# Dataset entries
- - - - - - -

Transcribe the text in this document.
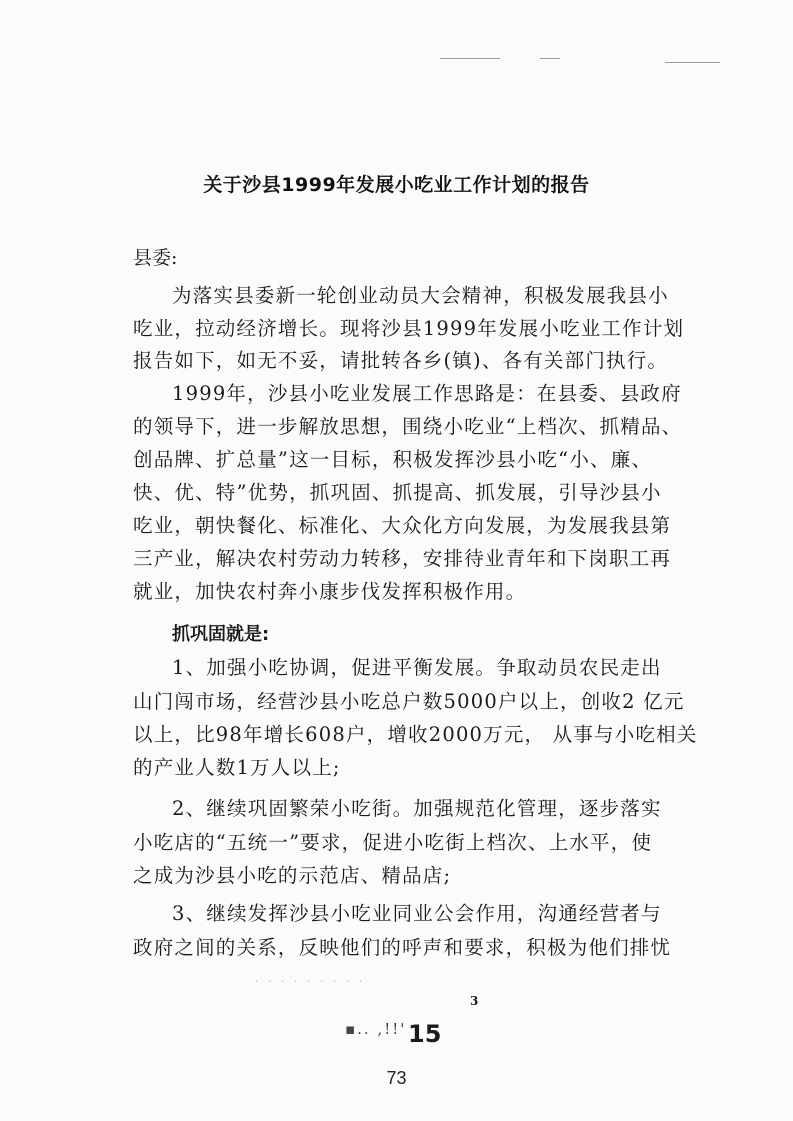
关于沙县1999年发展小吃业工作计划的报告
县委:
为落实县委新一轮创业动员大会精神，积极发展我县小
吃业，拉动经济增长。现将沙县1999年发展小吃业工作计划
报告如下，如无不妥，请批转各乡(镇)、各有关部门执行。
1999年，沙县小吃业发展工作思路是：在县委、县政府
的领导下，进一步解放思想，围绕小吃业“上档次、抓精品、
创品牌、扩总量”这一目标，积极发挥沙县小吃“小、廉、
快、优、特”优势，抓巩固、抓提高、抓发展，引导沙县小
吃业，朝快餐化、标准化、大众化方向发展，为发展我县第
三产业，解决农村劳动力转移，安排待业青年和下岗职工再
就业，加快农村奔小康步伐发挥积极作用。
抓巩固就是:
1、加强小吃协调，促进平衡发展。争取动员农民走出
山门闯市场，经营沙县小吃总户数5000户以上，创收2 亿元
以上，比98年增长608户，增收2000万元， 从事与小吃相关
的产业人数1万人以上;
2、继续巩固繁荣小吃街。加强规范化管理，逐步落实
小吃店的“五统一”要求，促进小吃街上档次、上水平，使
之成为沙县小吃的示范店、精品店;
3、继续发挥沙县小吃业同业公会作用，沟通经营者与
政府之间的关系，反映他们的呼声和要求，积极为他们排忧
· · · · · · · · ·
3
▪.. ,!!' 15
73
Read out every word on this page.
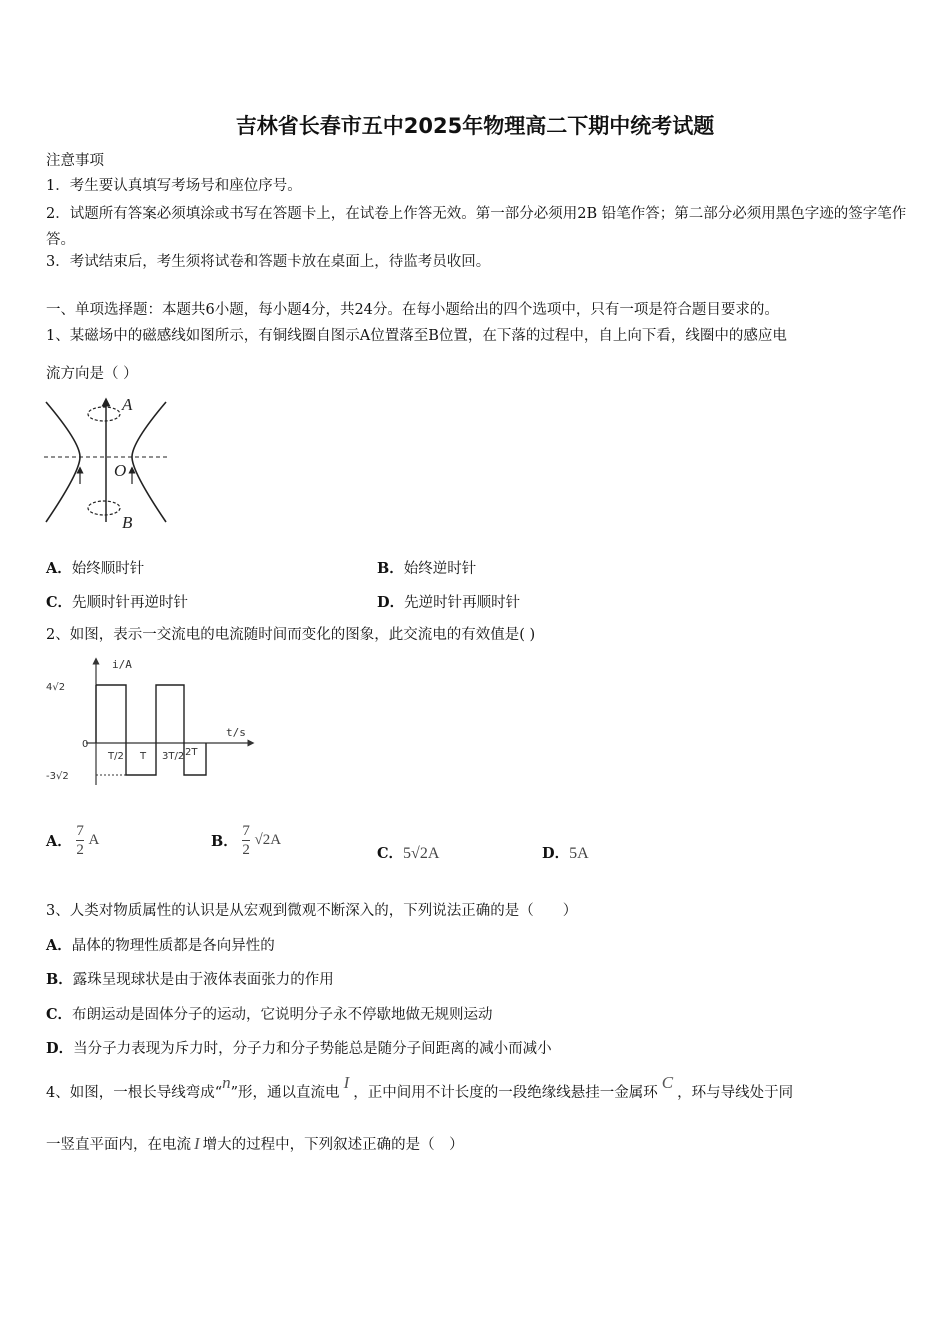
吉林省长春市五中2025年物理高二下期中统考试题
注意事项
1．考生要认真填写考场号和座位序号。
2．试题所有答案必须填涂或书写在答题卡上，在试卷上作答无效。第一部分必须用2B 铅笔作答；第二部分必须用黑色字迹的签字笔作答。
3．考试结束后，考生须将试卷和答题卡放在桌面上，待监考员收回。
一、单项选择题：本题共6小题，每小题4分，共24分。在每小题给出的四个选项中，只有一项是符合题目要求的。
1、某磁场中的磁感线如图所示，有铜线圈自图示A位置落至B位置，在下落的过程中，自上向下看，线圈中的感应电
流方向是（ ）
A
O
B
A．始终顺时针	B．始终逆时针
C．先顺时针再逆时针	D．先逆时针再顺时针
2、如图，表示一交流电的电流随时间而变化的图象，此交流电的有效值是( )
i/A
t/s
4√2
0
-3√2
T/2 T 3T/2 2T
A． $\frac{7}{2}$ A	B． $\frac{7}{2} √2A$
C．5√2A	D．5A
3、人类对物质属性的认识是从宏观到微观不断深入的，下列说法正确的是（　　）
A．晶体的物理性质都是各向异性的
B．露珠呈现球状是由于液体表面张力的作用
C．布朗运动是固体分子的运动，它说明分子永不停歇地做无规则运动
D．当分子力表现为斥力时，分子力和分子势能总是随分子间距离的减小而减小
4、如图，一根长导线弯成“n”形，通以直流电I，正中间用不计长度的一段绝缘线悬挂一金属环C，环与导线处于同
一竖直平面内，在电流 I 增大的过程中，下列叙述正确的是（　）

- - - - - - -

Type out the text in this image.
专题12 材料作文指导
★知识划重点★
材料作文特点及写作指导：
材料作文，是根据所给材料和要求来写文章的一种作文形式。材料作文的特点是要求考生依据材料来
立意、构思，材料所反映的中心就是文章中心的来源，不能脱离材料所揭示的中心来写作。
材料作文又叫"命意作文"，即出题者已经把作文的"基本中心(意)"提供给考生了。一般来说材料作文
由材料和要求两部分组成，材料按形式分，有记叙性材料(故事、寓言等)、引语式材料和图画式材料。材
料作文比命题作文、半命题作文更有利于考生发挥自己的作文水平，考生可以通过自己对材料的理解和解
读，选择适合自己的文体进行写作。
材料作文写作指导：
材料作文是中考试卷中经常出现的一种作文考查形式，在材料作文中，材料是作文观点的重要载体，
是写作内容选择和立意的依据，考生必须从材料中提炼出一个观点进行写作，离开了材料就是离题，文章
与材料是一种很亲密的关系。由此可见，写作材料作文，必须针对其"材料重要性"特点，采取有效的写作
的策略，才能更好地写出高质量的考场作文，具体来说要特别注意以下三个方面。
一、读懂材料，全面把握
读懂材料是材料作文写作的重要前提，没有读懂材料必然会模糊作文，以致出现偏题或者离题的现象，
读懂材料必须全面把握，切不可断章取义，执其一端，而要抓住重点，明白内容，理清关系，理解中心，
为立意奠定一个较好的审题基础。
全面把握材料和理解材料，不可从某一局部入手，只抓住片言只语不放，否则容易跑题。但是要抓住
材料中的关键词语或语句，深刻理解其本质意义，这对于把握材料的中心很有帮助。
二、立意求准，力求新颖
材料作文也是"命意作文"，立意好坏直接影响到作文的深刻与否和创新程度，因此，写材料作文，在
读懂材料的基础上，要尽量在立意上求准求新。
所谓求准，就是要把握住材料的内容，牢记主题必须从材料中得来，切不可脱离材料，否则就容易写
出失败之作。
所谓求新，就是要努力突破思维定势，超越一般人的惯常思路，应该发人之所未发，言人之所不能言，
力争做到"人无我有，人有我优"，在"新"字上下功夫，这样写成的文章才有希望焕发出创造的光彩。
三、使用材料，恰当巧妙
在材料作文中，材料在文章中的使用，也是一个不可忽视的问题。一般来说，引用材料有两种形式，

- - - - - - -

# Directions for this task
Which lines hold the word "在材料作文中"? Copy all of them.

# Response for this exercise
材料作文是中考试卷中经常出现的一种作文考查形式，在材料作文中，材料是作文观点的重要载体，
在材料作文中，材料在文章中的使用，也是一个不可忽视的问题。一般来说，引用材料有两种形式，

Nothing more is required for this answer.